Set down exactly the lines running from the line with "Give me the" to the end of the listing below, both ends included.

Material provided >>
:::
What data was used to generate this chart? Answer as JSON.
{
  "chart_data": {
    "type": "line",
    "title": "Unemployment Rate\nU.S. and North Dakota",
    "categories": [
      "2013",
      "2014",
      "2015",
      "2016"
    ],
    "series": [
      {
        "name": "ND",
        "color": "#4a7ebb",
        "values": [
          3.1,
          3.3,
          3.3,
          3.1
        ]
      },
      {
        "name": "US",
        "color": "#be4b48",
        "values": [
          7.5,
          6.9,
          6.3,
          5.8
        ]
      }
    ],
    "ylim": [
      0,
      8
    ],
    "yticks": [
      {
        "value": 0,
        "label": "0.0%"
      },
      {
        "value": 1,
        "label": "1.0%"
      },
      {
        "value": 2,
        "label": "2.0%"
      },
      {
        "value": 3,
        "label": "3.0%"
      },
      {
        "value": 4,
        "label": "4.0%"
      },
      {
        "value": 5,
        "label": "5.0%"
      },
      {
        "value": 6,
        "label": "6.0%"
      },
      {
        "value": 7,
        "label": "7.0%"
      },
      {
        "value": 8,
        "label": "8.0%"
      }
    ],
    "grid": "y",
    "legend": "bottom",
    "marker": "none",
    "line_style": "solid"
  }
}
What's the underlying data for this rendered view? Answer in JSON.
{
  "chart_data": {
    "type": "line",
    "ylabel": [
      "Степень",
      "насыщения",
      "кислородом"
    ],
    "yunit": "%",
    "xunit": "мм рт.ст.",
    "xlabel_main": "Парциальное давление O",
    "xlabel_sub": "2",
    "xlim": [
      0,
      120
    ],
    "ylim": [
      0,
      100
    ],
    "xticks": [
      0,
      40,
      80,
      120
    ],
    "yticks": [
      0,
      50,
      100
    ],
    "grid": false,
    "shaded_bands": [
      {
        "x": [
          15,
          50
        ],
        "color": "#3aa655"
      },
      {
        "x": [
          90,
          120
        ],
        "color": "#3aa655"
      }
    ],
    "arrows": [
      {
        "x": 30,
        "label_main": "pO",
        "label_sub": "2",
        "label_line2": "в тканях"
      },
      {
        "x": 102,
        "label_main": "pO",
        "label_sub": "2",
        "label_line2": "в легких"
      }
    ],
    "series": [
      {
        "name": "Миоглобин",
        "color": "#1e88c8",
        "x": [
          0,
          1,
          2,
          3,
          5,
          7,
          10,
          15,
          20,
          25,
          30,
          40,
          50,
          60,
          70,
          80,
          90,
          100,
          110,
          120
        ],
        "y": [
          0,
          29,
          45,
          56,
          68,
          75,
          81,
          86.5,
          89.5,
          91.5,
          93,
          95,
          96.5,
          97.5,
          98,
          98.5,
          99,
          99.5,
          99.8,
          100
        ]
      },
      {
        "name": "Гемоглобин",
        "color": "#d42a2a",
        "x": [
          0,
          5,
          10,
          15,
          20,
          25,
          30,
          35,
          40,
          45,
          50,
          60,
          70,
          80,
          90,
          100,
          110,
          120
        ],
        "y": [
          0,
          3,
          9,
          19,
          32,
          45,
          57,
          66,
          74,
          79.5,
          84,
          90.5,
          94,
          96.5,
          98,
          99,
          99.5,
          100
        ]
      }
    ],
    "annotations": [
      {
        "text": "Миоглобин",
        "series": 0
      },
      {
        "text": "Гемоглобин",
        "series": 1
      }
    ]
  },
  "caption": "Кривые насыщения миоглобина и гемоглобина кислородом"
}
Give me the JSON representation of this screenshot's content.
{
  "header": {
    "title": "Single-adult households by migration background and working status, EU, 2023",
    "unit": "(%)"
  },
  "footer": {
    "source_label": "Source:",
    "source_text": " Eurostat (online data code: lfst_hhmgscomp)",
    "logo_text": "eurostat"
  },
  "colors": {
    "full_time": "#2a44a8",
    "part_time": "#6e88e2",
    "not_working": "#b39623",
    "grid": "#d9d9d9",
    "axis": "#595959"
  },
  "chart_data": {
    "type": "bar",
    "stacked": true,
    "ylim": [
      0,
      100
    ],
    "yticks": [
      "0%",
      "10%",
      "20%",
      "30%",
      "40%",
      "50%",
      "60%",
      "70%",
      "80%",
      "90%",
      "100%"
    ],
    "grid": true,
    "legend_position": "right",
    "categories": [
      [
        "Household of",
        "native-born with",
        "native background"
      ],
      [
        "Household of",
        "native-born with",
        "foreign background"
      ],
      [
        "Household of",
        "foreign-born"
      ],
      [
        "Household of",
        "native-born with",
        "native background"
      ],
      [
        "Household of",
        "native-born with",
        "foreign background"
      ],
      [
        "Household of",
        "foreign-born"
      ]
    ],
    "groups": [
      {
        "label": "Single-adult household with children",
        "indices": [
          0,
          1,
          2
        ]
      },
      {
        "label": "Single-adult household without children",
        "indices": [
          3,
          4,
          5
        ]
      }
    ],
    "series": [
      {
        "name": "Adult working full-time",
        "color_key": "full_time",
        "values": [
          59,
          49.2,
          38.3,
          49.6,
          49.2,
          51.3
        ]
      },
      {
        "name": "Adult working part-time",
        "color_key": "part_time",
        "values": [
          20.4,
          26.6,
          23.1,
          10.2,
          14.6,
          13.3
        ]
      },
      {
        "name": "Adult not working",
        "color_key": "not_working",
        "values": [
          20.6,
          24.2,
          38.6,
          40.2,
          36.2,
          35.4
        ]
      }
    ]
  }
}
:::
Expected answer >>
Give me the JSON representation of this screenshot's content.
{
  "header": {
    "title": "Single-adult households by migration background and working status, EU, 2023",
    "unit": "(%)"
  },
  "footer": {
    "source_label": "Source:",
    "source_text": " Eurostat (online data code: lfst_hhmgscomp)",
    "logo_text": "eurostat"
  },
  "colors": {
    "full_time": "#2a44a8",
    "part_time": "#6e88e2",
    "not_working": "#b39623",
    "grid": "#d9d9d9",
    "axis": "#595959"
  },
  "chart_data": {
    "type": "bar",
    "stacked": true,
    "ylim": [
      0,
      100
    ],
    "yticks": [
      "0%",
      "10%",
      "20%",
      "30%",
      "40%",
      "50%",
      "60%",
      "70%",
      "80%",
      "90%",
      "100%"
    ],
    "grid": true,
    "legend_position": "right",
    "categories": [
      [
        "Household of",
        "native-born with",
        "native background"
      ],
      [
        "Household of",
        "native-born with",
        "foreign background"
      ],
      [
        "Household of",
        "foreign-born"
      ],
      [
        "Household of",
        "native-born with",
        "native background"
      ],
      [
        "Household of",
        "native-born with",
        "foreign background"
      ],
      [
        "Household of",
        "foreign-born"
      ]
    ],
    "groups": [
      {
        "label": "Single-adult household with children",
        "indices": [
          0,
          1,
          2
        ]
      },
      {
        "label": "Single-adult household without children",
        "indices": [
          3,
          4,
          5
        ]
      }
    ],
    "series": [
      {
        "name": "Adult working full-time",
        "color_key": "full_time",
        "values": [
          59,
          49.2,
          38.3,
          49.6,
          49.2,
          51.3
        ]
      },
      {
        "name": "Adult working part-time",
        "color_key": "part_time",
        "values": [
          20.4,
          26.6,
          23.1,
          10.2,
          14.6,
          13.3
        ]
      },
      {
        "name": "Adult not working",
        "color_key": "not_working",
        "values": [
          20.6,
          24.2,
          38.6,
          40.2,
          36.2,
          35.4
        ]
      }
    ]
  }
}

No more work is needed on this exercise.